** Begin Records to use **

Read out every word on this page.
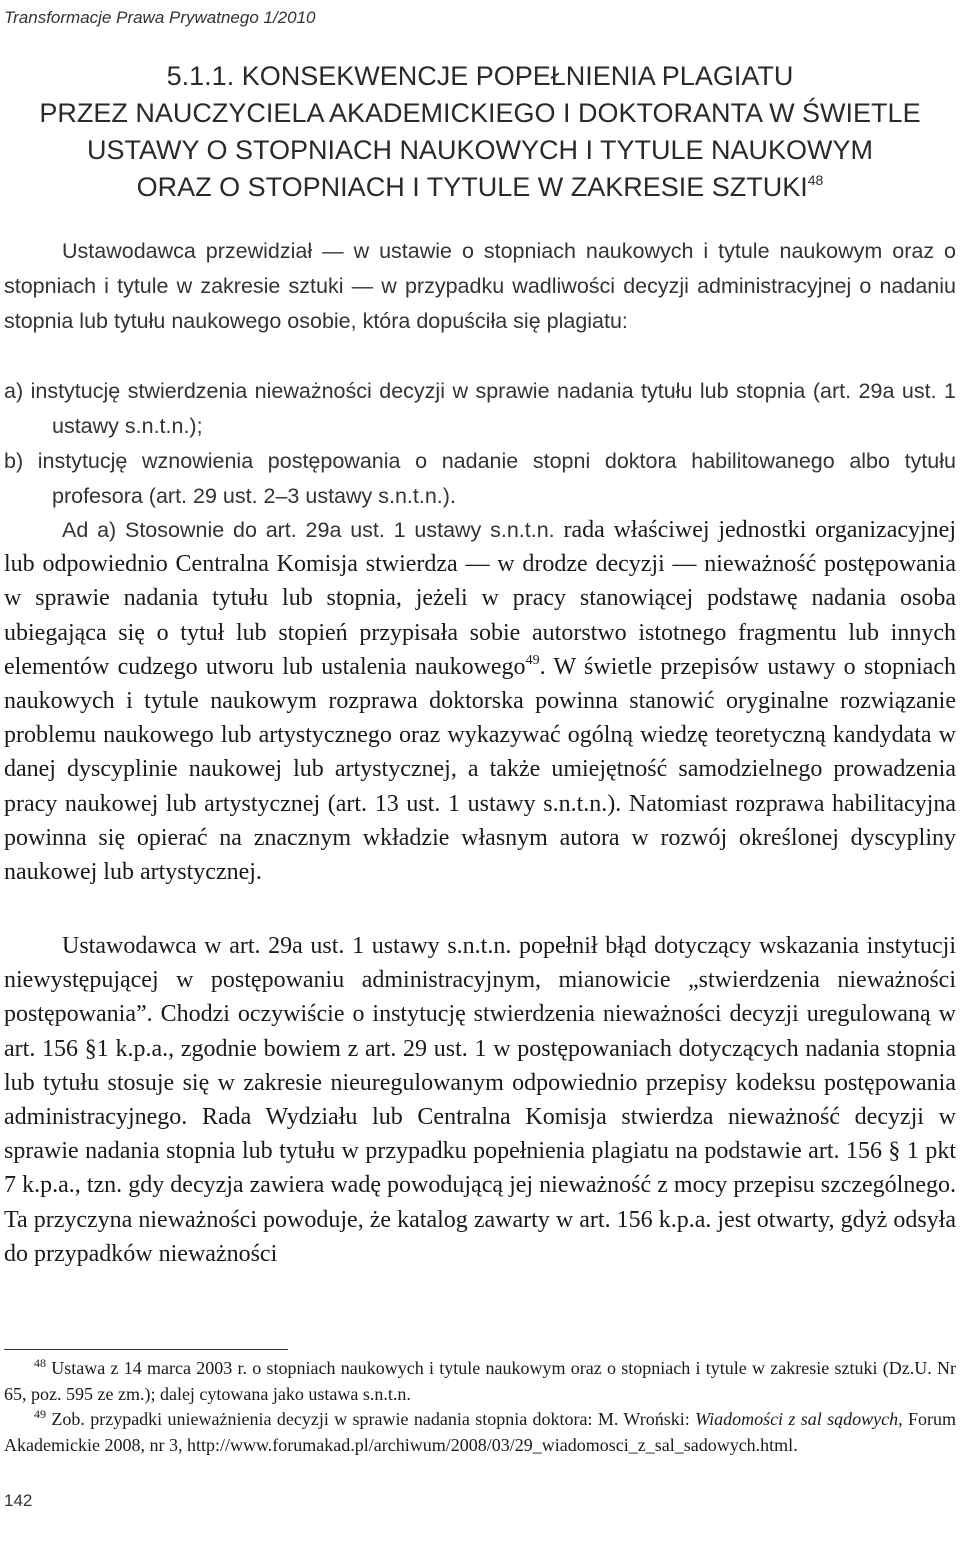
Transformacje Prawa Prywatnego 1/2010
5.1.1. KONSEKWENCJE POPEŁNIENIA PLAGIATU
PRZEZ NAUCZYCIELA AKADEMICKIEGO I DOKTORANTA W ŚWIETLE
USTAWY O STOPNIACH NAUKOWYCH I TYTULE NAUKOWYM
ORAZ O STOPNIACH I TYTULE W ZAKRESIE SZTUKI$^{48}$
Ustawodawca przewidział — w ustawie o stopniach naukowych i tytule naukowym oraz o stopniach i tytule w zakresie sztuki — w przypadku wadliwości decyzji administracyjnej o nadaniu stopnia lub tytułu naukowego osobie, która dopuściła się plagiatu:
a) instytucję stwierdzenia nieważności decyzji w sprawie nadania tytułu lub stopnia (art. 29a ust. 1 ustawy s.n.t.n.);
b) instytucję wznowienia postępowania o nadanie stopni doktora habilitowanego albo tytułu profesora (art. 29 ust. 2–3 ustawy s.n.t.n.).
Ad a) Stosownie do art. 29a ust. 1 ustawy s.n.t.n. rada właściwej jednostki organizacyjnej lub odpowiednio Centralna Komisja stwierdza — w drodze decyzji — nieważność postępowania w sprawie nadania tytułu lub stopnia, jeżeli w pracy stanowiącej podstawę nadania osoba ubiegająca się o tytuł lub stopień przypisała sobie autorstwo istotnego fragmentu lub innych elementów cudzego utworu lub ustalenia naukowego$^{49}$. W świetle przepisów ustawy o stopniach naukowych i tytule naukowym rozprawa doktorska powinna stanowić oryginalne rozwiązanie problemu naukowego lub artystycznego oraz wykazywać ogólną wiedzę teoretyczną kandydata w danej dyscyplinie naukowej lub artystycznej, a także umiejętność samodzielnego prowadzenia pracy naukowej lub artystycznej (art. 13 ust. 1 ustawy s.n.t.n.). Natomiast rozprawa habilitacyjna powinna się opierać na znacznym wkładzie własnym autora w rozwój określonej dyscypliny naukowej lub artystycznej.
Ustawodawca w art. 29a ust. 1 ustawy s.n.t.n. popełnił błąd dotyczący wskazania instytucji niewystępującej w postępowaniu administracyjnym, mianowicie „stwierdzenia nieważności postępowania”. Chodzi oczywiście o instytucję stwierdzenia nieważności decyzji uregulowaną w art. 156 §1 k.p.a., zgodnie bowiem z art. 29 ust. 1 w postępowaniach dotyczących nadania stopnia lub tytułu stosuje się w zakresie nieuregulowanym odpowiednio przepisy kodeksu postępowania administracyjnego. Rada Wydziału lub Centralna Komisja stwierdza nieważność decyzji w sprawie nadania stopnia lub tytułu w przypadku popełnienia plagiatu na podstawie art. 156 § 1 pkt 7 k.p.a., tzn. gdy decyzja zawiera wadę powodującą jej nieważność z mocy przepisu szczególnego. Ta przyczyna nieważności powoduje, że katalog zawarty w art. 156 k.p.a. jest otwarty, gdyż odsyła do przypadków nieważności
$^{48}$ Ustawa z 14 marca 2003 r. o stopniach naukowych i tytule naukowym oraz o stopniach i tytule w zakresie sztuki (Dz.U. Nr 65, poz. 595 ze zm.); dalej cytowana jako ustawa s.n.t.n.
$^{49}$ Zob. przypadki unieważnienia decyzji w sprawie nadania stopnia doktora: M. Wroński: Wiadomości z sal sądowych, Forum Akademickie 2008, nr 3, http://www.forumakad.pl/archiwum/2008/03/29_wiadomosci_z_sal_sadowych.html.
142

** End Records to use **

→ Written exercise
From the listing above, collect each line in which the string "przypadku" appears.

→ Solved problem
Ustawodawca przewidział — w ustawie o stopniach naukowych i tytule naukowym oraz o stopniach i tytule w zakresie sztuki — w przypadku wadliwości decyzji administracyjnej o nadaniu stopnia lub tytułu naukowego osobie, która dopuściła się plagiatu:
Ustawodawca w art. 29a ust. 1 ustawy s.n.t.n. popełnił błąd dotyczący wskazania instytucji niewystępującej w postępowaniu administracyjnym, mianowicie „stwierdzenia nieważności postępowania”. Chodzi oczywiście o instytucję stwierdzenia nieważności decyzji uregulowaną w art. 156 §1 k.p.a., zgodnie bowiem z art. 29 ust. 1 w postępowaniach dotyczących nadania stopnia lub tytułu stosuje się w zakresie nieuregulowanym odpowiednio przepisy kodeksu postępowania administracyjnego. Rada Wydziału lub Centralna Komisja stwierdza nieważność decyzji w sprawie nadania stopnia lub tytułu w przypadku popełnienia plagiatu na podstawie art. 156 § 1 pkt 7 k.p.a., tzn. gdy decyzja zawiera wadę powodującą jej nieważność z mocy przepisu szczególnego. Ta przyczyna nieważności powoduje, że katalog zawarty w art. 156 k.p.a. jest otwarty, gdyż odsyła do przypadków nieważności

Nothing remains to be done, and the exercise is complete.